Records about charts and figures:
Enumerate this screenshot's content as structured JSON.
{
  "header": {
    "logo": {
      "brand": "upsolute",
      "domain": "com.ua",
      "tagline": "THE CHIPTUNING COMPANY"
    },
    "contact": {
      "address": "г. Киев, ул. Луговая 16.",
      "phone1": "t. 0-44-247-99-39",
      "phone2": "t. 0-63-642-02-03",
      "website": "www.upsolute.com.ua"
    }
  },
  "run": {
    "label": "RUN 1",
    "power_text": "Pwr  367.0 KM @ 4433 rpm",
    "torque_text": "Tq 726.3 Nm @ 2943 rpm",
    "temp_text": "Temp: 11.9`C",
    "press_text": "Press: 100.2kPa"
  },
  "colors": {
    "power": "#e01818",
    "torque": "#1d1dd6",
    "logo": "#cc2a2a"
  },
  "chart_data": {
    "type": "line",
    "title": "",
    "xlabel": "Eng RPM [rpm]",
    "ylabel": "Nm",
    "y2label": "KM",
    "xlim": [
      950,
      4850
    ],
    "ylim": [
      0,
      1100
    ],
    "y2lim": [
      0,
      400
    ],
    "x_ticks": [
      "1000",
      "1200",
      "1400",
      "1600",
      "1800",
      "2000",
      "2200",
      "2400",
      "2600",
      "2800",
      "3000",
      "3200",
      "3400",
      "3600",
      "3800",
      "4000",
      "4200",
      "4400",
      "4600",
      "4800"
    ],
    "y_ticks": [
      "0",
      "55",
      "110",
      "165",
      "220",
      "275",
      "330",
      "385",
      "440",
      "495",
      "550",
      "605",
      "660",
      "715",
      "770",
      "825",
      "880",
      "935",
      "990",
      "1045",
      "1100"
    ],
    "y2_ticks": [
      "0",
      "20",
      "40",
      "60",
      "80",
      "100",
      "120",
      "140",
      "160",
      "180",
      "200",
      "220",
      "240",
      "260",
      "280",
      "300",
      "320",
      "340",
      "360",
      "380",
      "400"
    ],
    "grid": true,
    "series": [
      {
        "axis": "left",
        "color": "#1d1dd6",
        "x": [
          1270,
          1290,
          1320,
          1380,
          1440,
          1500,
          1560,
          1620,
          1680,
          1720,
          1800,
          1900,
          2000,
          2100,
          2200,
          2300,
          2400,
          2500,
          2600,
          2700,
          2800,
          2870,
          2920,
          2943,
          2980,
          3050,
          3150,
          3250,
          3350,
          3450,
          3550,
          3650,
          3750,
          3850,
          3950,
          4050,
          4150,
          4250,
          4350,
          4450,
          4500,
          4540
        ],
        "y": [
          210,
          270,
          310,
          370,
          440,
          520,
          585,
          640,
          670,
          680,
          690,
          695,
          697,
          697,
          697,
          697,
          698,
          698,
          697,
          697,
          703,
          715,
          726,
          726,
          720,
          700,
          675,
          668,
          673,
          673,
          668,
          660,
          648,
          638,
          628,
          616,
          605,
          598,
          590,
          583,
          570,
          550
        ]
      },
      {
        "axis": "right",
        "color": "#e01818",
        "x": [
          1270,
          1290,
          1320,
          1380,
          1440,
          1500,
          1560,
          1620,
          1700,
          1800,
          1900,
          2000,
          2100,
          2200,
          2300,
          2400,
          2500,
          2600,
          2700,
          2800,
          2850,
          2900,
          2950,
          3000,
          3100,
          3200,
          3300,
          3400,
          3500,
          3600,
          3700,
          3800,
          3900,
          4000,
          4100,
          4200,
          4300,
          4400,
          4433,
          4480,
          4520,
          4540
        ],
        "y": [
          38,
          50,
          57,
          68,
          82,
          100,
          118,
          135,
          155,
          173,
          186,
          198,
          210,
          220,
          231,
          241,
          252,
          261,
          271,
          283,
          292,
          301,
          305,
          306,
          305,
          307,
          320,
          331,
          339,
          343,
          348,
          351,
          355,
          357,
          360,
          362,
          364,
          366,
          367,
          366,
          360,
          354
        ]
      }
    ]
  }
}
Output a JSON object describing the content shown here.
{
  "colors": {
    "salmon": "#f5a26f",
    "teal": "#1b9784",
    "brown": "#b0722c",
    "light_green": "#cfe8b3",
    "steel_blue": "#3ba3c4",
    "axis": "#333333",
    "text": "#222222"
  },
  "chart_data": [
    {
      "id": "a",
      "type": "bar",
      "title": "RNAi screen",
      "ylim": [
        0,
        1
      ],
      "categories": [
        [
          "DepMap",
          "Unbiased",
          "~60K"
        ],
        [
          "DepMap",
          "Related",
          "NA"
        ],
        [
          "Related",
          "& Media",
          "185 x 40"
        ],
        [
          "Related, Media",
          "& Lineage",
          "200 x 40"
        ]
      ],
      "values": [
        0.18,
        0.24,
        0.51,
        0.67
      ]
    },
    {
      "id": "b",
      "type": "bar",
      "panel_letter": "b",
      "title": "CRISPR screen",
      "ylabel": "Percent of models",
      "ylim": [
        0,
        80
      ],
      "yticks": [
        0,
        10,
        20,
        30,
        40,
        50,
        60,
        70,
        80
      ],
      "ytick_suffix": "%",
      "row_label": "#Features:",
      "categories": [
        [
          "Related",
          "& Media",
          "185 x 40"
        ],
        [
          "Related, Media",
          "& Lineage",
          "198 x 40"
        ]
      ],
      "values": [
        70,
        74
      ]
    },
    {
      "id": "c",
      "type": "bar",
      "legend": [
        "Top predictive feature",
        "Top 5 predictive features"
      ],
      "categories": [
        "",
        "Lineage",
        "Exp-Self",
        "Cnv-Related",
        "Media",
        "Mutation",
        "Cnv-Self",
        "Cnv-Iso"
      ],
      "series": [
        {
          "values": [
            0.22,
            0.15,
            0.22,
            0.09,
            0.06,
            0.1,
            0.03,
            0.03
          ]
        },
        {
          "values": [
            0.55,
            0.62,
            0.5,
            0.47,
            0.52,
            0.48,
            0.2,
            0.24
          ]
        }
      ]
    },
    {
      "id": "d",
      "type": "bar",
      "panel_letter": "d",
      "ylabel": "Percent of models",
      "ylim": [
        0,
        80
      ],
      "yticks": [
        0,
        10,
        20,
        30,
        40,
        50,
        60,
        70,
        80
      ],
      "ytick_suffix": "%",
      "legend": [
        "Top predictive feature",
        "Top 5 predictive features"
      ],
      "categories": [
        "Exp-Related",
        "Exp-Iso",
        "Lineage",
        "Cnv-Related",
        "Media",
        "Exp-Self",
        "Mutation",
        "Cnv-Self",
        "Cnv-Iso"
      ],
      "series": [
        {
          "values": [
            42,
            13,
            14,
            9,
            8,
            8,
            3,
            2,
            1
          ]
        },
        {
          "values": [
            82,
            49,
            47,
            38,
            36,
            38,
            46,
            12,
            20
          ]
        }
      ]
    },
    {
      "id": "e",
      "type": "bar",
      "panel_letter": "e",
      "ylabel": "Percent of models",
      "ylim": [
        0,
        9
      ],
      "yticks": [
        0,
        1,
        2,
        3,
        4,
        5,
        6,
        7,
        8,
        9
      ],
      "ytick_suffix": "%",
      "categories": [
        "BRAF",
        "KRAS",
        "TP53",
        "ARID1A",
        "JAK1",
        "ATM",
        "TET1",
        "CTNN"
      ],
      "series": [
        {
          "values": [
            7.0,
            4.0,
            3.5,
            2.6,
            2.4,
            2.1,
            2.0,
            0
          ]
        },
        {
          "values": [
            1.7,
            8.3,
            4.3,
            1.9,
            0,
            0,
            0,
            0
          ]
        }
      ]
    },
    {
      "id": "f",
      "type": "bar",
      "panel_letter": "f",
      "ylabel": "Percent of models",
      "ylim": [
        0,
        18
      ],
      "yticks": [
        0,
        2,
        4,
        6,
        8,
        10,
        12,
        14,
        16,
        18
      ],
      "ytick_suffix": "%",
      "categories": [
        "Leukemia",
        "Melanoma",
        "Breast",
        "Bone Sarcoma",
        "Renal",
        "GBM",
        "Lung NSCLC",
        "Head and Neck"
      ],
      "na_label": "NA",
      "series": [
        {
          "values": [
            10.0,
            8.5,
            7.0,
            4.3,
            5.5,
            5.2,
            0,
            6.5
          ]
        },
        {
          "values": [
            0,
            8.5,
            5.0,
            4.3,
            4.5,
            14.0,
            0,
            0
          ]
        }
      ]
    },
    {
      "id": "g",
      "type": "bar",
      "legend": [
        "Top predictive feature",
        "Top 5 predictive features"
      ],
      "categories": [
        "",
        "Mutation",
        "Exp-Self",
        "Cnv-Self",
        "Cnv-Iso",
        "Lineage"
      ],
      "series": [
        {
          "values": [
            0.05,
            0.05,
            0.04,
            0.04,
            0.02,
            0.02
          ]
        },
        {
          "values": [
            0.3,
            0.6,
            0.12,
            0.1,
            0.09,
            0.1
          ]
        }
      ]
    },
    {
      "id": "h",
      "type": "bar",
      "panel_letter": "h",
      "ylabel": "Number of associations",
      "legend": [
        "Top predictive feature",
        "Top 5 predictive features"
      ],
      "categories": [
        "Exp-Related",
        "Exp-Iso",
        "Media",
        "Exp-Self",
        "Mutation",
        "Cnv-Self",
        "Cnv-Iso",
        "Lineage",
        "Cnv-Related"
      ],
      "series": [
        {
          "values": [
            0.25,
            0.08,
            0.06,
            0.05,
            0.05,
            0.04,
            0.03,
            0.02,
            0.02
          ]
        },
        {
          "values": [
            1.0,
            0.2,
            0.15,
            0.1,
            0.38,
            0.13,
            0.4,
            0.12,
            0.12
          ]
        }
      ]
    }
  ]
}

Stated exercise
Determine how many lines include the string "JSON". Give no answer but the number.

Result
2